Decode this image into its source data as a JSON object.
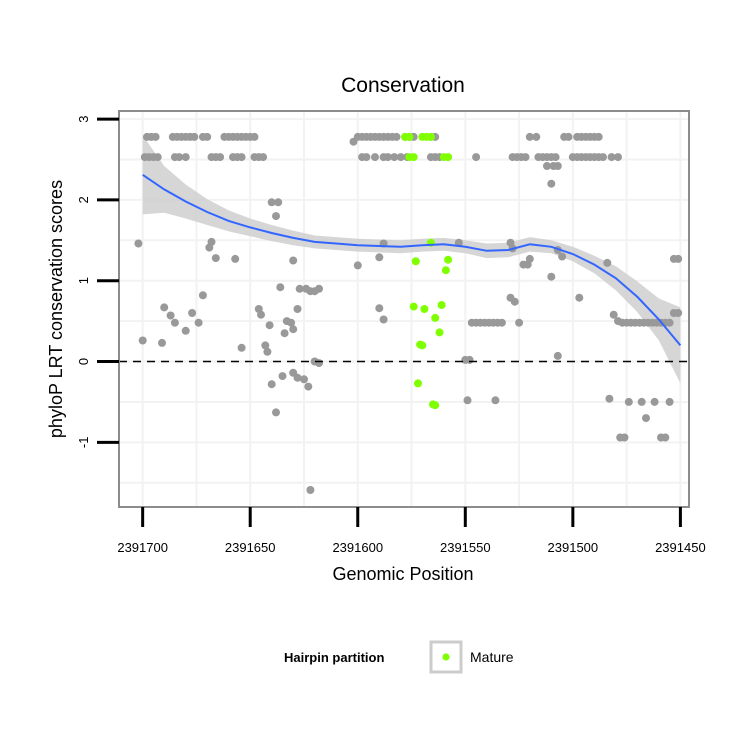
{
  "chart_data": {
    "type": "scatter",
    "title": "Conservation",
    "xlabel": "Genomic Position",
    "ylabel": "phyloP LRT conservation scores",
    "x_reversed": true,
    "xlim": [
      2391711,
      2391446
    ],
    "ylim": [
      -1.8,
      3.1
    ],
    "x_ticks": [
      2391700,
      2391650,
      2391600,
      2391550,
      2391500,
      2391450
    ],
    "x_tick_labels": [
      "2391700",
      "2391650",
      "2391600",
      "2391550",
      "2391500",
      "2391450"
    ],
    "y_ticks": [
      -1,
      0,
      1,
      2,
      3
    ],
    "y_tick_labels": [
      "-1",
      "0",
      "1",
      "2",
      "3"
    ],
    "grid": true,
    "reference_line": {
      "y": 0,
      "style": "dashed"
    },
    "legend": {
      "title": "Hairpin partition",
      "position": "bottom",
      "entries": [
        {
          "label": "Mature",
          "color": "#7fff00"
        }
      ]
    },
    "colors": {
      "other": "#999999",
      "mature": "#7fff00",
      "smooth": "#3366ff",
      "band": "#cfcfcf",
      "panel_border": "#8c8c8c",
      "grid": "#f2f2f2"
    },
    "series": [
      {
        "color": "#999999",
        "points": [
          [
            2391699,
            2.53
          ],
          [
            2391697,
            2.53
          ],
          [
            2391695,
            2.53
          ],
          [
            2391693,
            2.53
          ],
          [
            2391698,
            2.78
          ],
          [
            2391696,
            2.78
          ],
          [
            2391694,
            2.78
          ],
          [
            2391686,
            2.78
          ],
          [
            2391684,
            2.78
          ],
          [
            2391682,
            2.78
          ],
          [
            2391680,
            2.78
          ],
          [
            2391678,
            2.78
          ],
          [
            2391676,
            2.78
          ],
          [
            2391672,
            2.78
          ],
          [
            2391670,
            2.78
          ],
          [
            2391662,
            2.78
          ],
          [
            2391660,
            2.78
          ],
          [
            2391658,
            2.78
          ],
          [
            2391656,
            2.78
          ],
          [
            2391654,
            2.78
          ],
          [
            2391652,
            2.78
          ],
          [
            2391650,
            2.78
          ],
          [
            2391648,
            2.78
          ],
          [
            2391685,
            2.53
          ],
          [
            2391683,
            2.53
          ],
          [
            2391680,
            2.53
          ],
          [
            2391668,
            2.53
          ],
          [
            2391666,
            2.53
          ],
          [
            2391664,
            2.53
          ],
          [
            2391658,
            2.53
          ],
          [
            2391656,
            2.53
          ],
          [
            2391654,
            2.53
          ],
          [
            2391648,
            2.53
          ],
          [
            2391646,
            2.53
          ],
          [
            2391644,
            2.53
          ],
          [
            2391602,
            2.72
          ],
          [
            2391600,
            2.78
          ],
          [
            2391598,
            2.78
          ],
          [
            2391596,
            2.78
          ],
          [
            2391594,
            2.78
          ],
          [
            2391592,
            2.78
          ],
          [
            2391590,
            2.78
          ],
          [
            2391588,
            2.78
          ],
          [
            2391586,
            2.78
          ],
          [
            2391584,
            2.78
          ],
          [
            2391582,
            2.78
          ],
          [
            2391578,
            2.78
          ],
          [
            2391576,
            2.78
          ],
          [
            2391574,
            2.78
          ],
          [
            2391566,
            2.78
          ],
          [
            2391564,
            2.78
          ],
          [
            2391598,
            2.53
          ],
          [
            2391596,
            2.53
          ],
          [
            2391592,
            2.53
          ],
          [
            2391588,
            2.53
          ],
          [
            2391586,
            2.53
          ],
          [
            2391583,
            2.53
          ],
          [
            2391580,
            2.53
          ],
          [
            2391577,
            2.53
          ],
          [
            2391566,
            2.53
          ],
          [
            2391564,
            2.53
          ],
          [
            2391562,
            2.53
          ],
          [
            2391545,
            2.53
          ],
          [
            2391528,
            2.53
          ],
          [
            2391526,
            2.53
          ],
          [
            2391524,
            2.53
          ],
          [
            2391522,
            2.53
          ],
          [
            2391516,
            2.53
          ],
          [
            2391514,
            2.53
          ],
          [
            2391512,
            2.53
          ],
          [
            2391510,
            2.53
          ],
          [
            2391508,
            2.53
          ],
          [
            2391520,
            2.78
          ],
          [
            2391517,
            2.78
          ],
          [
            2391512,
            2.42
          ],
          [
            2391509,
            2.42
          ],
          [
            2391507,
            2.42
          ],
          [
            2391504,
            2.78
          ],
          [
            2391502,
            2.78
          ],
          [
            2391498,
            2.78
          ],
          [
            2391496,
            2.78
          ],
          [
            2391494,
            2.78
          ],
          [
            2391492,
            2.78
          ],
          [
            2391490,
            2.78
          ],
          [
            2391488,
            2.78
          ],
          [
            2391500,
            2.53
          ],
          [
            2391498,
            2.53
          ],
          [
            2391496,
            2.53
          ],
          [
            2391494,
            2.53
          ],
          [
            2391492,
            2.53
          ],
          [
            2391490,
            2.53
          ],
          [
            2391488,
            2.53
          ],
          [
            2391486,
            2.53
          ],
          [
            2391482,
            2.53
          ],
          [
            2391479,
            2.53
          ],
          [
            2391510,
            2.2
          ],
          [
            2391702,
            1.46
          ],
          [
            2391668,
            1.48
          ],
          [
            2391669,
            1.41
          ],
          [
            2391666,
            1.28
          ],
          [
            2391657,
            1.27
          ],
          [
            2391630,
            1.25
          ],
          [
            2391640,
            1.97
          ],
          [
            2391637,
            1.97
          ],
          [
            2391638,
            1.8
          ],
          [
            2391636,
            0.92
          ],
          [
            2391633,
            0.5
          ],
          [
            2391631,
            0.48
          ],
          [
            2391630,
            0.4
          ],
          [
            2391634,
            0.35
          ],
          [
            2391627,
            0.9
          ],
          [
            2391624,
            0.9
          ],
          [
            2391622,
            0.87
          ],
          [
            2391620,
            0.87
          ],
          [
            2391618,
            0.9
          ],
          [
            2391628,
            0.65
          ],
          [
            2391690,
            0.67
          ],
          [
            2391687,
            0.57
          ],
          [
            2391685,
            0.48
          ],
          [
            2391680,
            0.38
          ],
          [
            2391677,
            0.6
          ],
          [
            2391674,
            0.48
          ],
          [
            2391672,
            0.82
          ],
          [
            2391700,
            0.26
          ],
          [
            2391691,
            0.23
          ],
          [
            2391654,
            0.17
          ],
          [
            2391646,
            0.65
          ],
          [
            2391645,
            0.58
          ],
          [
            2391643,
            0.2
          ],
          [
            2391642,
            0.12
          ],
          [
            2391641,
            0.45
          ],
          [
            2391635,
            -0.18
          ],
          [
            2391630,
            -0.14
          ],
          [
            2391628,
            -0.2
          ],
          [
            2391625,
            -0.22
          ],
          [
            2391623,
            -0.31
          ],
          [
            2391620,
            -0.0
          ],
          [
            2391618,
            -0.02
          ],
          [
            2391640,
            -0.28
          ],
          [
            2391638,
            -0.63
          ],
          [
            2391622,
            -1.59
          ],
          [
            2391600,
            1.19
          ],
          [
            2391590,
            1.29
          ],
          [
            2391588,
            1.46
          ],
          [
            2391590,
            0.66
          ],
          [
            2391588,
            0.52
          ],
          [
            2391553,
            1.47
          ],
          [
            2391550,
            0.02
          ],
          [
            2391548,
            0.02
          ],
          [
            2391549,
            -0.48
          ],
          [
            2391547,
            0.48
          ],
          [
            2391545,
            0.48
          ],
          [
            2391543,
            0.48
          ],
          [
            2391541,
            0.48
          ],
          [
            2391539,
            0.48
          ],
          [
            2391537,
            0.48
          ],
          [
            2391535,
            0.48
          ],
          [
            2391533,
            0.48
          ],
          [
            2391536,
            -0.48
          ],
          [
            2391529,
            1.47
          ],
          [
            2391528,
            1.4
          ],
          [
            2391529,
            0.79
          ],
          [
            2391527,
            0.74
          ],
          [
            2391525,
            0.48
          ],
          [
            2391523,
            1.2
          ],
          [
            2391521,
            1.2
          ],
          [
            2391520,
            1.27
          ],
          [
            2391510,
            1.05
          ],
          [
            2391507,
            1.38
          ],
          [
            2391505,
            1.3
          ],
          [
            2391507,
            0.07
          ],
          [
            2391497,
            0.79
          ],
          [
            2391484,
            1.22
          ],
          [
            2391483,
            -0.46
          ],
          [
            2391481,
            0.58
          ],
          [
            2391479,
            0.5
          ],
          [
            2391477,
            0.48
          ],
          [
            2391475,
            0.48
          ],
          [
            2391473,
            0.48
          ],
          [
            2391471,
            0.48
          ],
          [
            2391469,
            0.48
          ],
          [
            2391467,
            0.48
          ],
          [
            2391465,
            0.48
          ],
          [
            2391463,
            0.48
          ],
          [
            2391461,
            0.48
          ],
          [
            2391459,
            0.48
          ],
          [
            2391457,
            0.48
          ],
          [
            2391455,
            0.48
          ],
          [
            2391478,
            -0.94
          ],
          [
            2391476,
            -0.94
          ],
          [
            2391474,
            -0.5
          ],
          [
            2391468,
            -0.5
          ],
          [
            2391466,
            -0.7
          ],
          [
            2391462,
            -0.5
          ],
          [
            2391459,
            -0.94
          ],
          [
            2391457,
            -0.94
          ],
          [
            2391455,
            -0.5
          ],
          [
            2391453,
            0.6
          ],
          [
            2391451,
            0.6
          ],
          [
            2391453,
            1.27
          ],
          [
            2391451,
            1.27
          ]
        ]
      },
      {
        "name": "Mature",
        "color": "#7fff00",
        "points": [
          [
            2391578,
            2.78
          ],
          [
            2391576,
            2.78
          ],
          [
            2391570,
            2.78
          ],
          [
            2391568,
            2.78
          ],
          [
            2391566,
            2.78
          ],
          [
            2391576,
            2.53
          ],
          [
            2391574,
            2.53
          ],
          [
            2391560,
            2.53
          ],
          [
            2391558,
            2.53
          ],
          [
            2391566,
            1.47
          ],
          [
            2391573,
            1.24
          ],
          [
            2391558,
            1.26
          ],
          [
            2391559,
            1.13
          ],
          [
            2391574,
            0.68
          ],
          [
            2391569,
            0.65
          ],
          [
            2391561,
            0.7
          ],
          [
            2391564,
            0.54
          ],
          [
            2391562,
            0.36
          ],
          [
            2391571,
            0.21
          ],
          [
            2391570,
            0.2
          ],
          [
            2391572,
            -0.27
          ],
          [
            2391565,
            -0.53
          ],
          [
            2391564,
            -0.54
          ]
        ]
      }
    ],
    "smooth": {
      "color": "#3366ff",
      "x": [
        2391700,
        2391690,
        2391680,
        2391670,
        2391660,
        2391650,
        2391640,
        2391630,
        2391620,
        2391610,
        2391600,
        2391590,
        2391580,
        2391570,
        2391560,
        2391550,
        2391540,
        2391530,
        2391520,
        2391510,
        2391500,
        2391490,
        2391480,
        2391470,
        2391460,
        2391450
      ],
      "y": [
        2.31,
        2.13,
        1.98,
        1.85,
        1.74,
        1.66,
        1.59,
        1.53,
        1.48,
        1.46,
        1.44,
        1.43,
        1.42,
        1.44,
        1.45,
        1.42,
        1.37,
        1.38,
        1.45,
        1.42,
        1.33,
        1.2,
        1.03,
        0.8,
        0.52,
        0.2
      ],
      "lower": [
        1.82,
        1.84,
        1.77,
        1.69,
        1.61,
        1.55,
        1.49,
        1.44,
        1.4,
        1.38,
        1.36,
        1.35,
        1.34,
        1.36,
        1.37,
        1.34,
        1.28,
        1.29,
        1.36,
        1.34,
        1.24,
        1.09,
        0.88,
        0.61,
        0.26,
        -0.27
      ],
      "upper": [
        2.8,
        2.42,
        2.19,
        2.01,
        1.87,
        1.77,
        1.69,
        1.62,
        1.56,
        1.54,
        1.52,
        1.51,
        1.5,
        1.52,
        1.53,
        1.5,
        1.46,
        1.47,
        1.54,
        1.5,
        1.42,
        1.31,
        1.18,
        0.99,
        0.78,
        0.67
      ]
    }
  }
}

* * * *

Look through the material and find each line that includes "title", then copy it.

# RESULT OF THE TASK:
    "title": "Conservation",
      "title": "Hairpin partition",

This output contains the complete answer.